◆ **TASK DETAILS**
Repeat the entries that follow verbatim, without any of their pictures.

• • • • • • •

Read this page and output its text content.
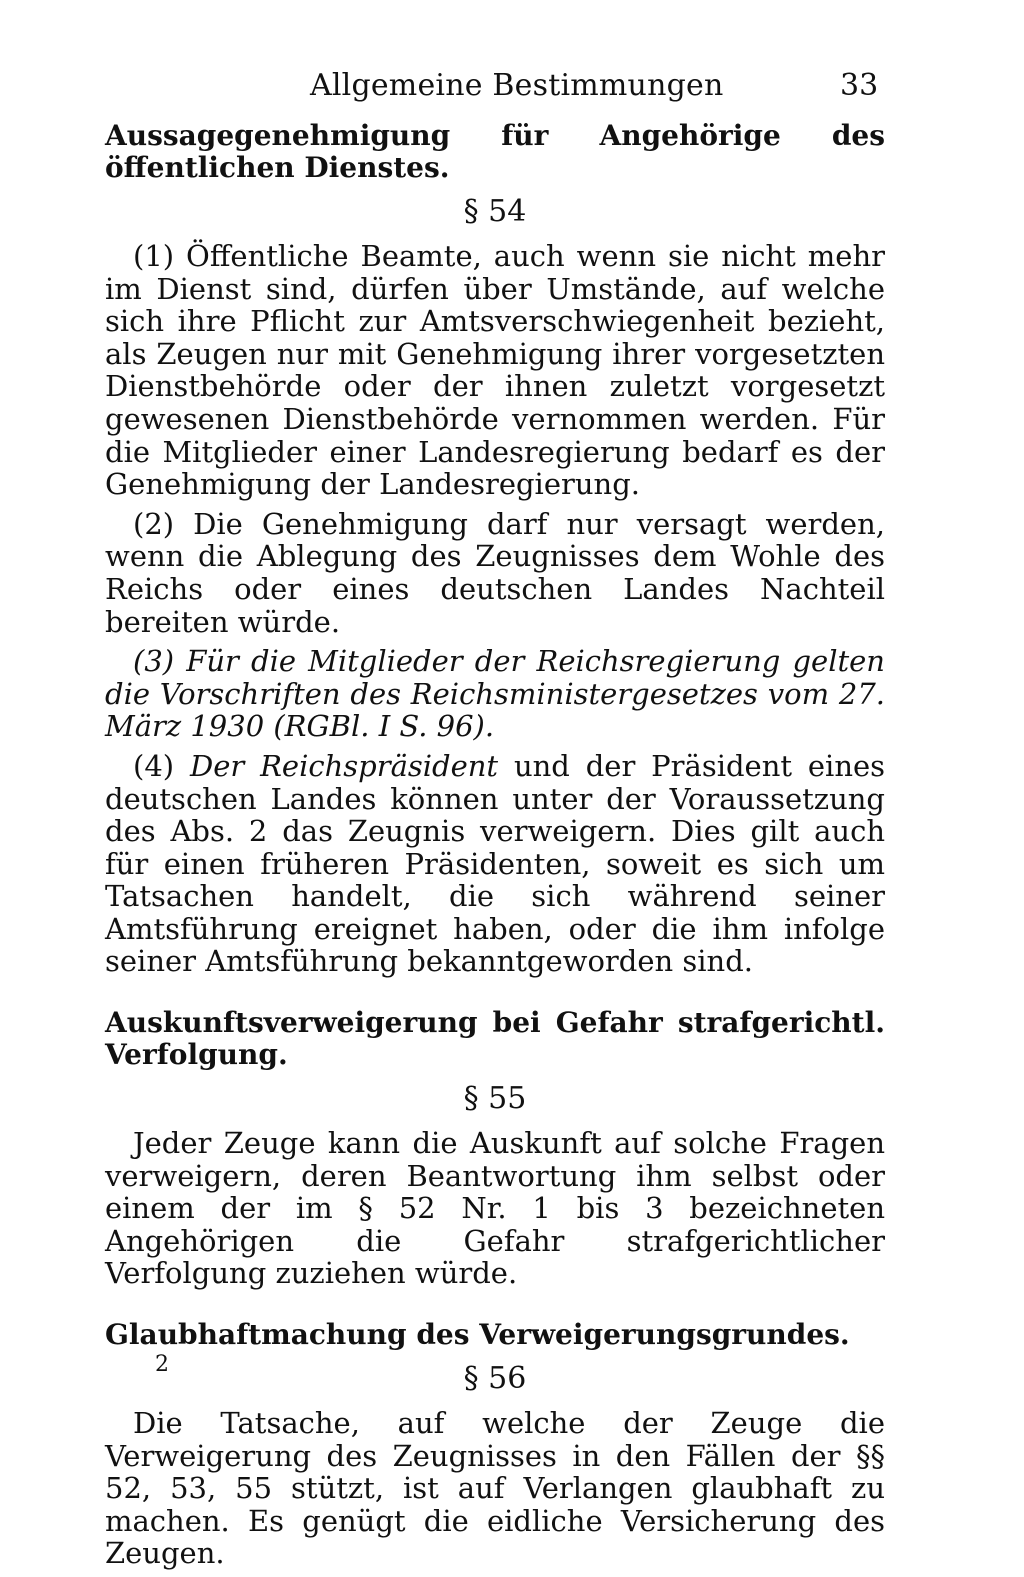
Allgemeine Bestimmungen	33
Aussagegenehmigung für Angehörige des öffentlichen Dienstes.
§ 54

(1) Öffentliche Beamte, auch wenn sie nicht mehr im Dienst sind, dürfen über Umstände, auf welche sich ihre Pflicht zur Amtsverschwiegenheit bezieht, als Zeugen nur mit Genehmigung ihrer vorgesetzten Dienstbehörde oder der ihnen zuletzt vorgesetzt gewesenen Dienstbehörde vernommen werden. Für die Mitglieder einer Landesregierung bedarf es der Genehmigung der Landesregierung.

(2) Die Genehmigung darf nur versagt werden, wenn die Ablegung des Zeugnisses dem Wohle des Reichs oder eines deutschen Landes Nachteil bereiten würde.

(3) Für die Mitglieder der Reichsregierung gelten die Vorschriften des Reichsministergesetzes vom 27. März 1930 (RGBl. I S. 96).

(4) Der Reichspräsident und der Präsident eines deutschen Landes können unter der Voraussetzung des Abs. 2 das Zeugnis verweigern. Dies gilt auch für einen früheren Präsidenten, soweit es sich um Tatsachen handelt, die sich während seiner Amtsführung ereignet haben, oder die ihm infolge seiner Amtsführung bekanntgeworden sind.

Auskunftsverweigerung bei Gefahr strafgerichtl. Verfolgung.
§ 55

Jeder Zeuge kann die Auskunft auf solche Fragen verweigern, deren Beantwortung ihm selbst oder einem der im § 52 Nr. 1 bis 3 bezeichneten Angehörigen die Gefahr strafgerichtlicher Verfolgung zuziehen würde.

Glaubhaftmachung des Verweigerungsgrundes.
§ 56

Die Tatsache, auf welche der Zeuge die Verweigerung des Zeugnisses in den Fällen der §§ 52, 53, 55 stützt, ist auf Verlangen glaubhaft zu machen. Es genügt die eidliche Versicherung des Zeugen.

2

• • • • • • •

◆ **RESULT BELOW**
Read this page and output its text content.
Allgemeine Bestimmungen	33
Aussagegenehmigung für Angehörige des öffentlichen Dienstes.
§ 54

(1) Öffentliche Beamte, auch wenn sie nicht mehr im Dienst sind, dürfen über Umstände, auf welche sich ihre Pflicht zur Amtsverschwiegenheit bezieht, als Zeugen nur mit Genehmigung ihrer vorgesetzten Dienstbehörde oder der ihnen zuletzt vorgesetzt gewesenen Dienstbehörde vernommen werden. Für die Mitglieder einer Landesregierung bedarf es der Genehmigung der Landesregierung.

(2) Die Genehmigung darf nur versagt werden, wenn die Ablegung des Zeugnisses dem Wohle des Reichs oder eines deutschen Landes Nachteil bereiten würde.

(3) Für die Mitglieder der Reichsregierung gelten die Vorschriften des Reichsministergesetzes vom 27. März 1930 (RGBl. I S. 96).

(4) Der Reichspräsident und der Präsident eines deutschen Landes können unter der Voraussetzung des Abs. 2 das Zeugnis verweigern. Dies gilt auch für einen früheren Präsidenten, soweit es sich um Tatsachen handelt, die sich während seiner Amtsführung ereignet haben, oder die ihm infolge seiner Amtsführung bekanntgeworden sind.

Auskunftsverweigerung bei Gefahr strafgerichtl. Verfolgung.
§ 55

Jeder Zeuge kann die Auskunft auf solche Fragen verweigern, deren Beantwortung ihm selbst oder einem der im § 52 Nr. 1 bis 3 bezeichneten Angehörigen die Gefahr strafgerichtlicher Verfolgung zuziehen würde.

Glaubhaftmachung des Verweigerungsgrundes.
§ 56

Die Tatsache, auf welche der Zeuge die Verweigerung des Zeugnisses in den Fällen der §§ 52, 53, 55 stützt, ist auf Verlangen glaubhaft zu machen. Es genügt die eidliche Versicherung des Zeugen.

2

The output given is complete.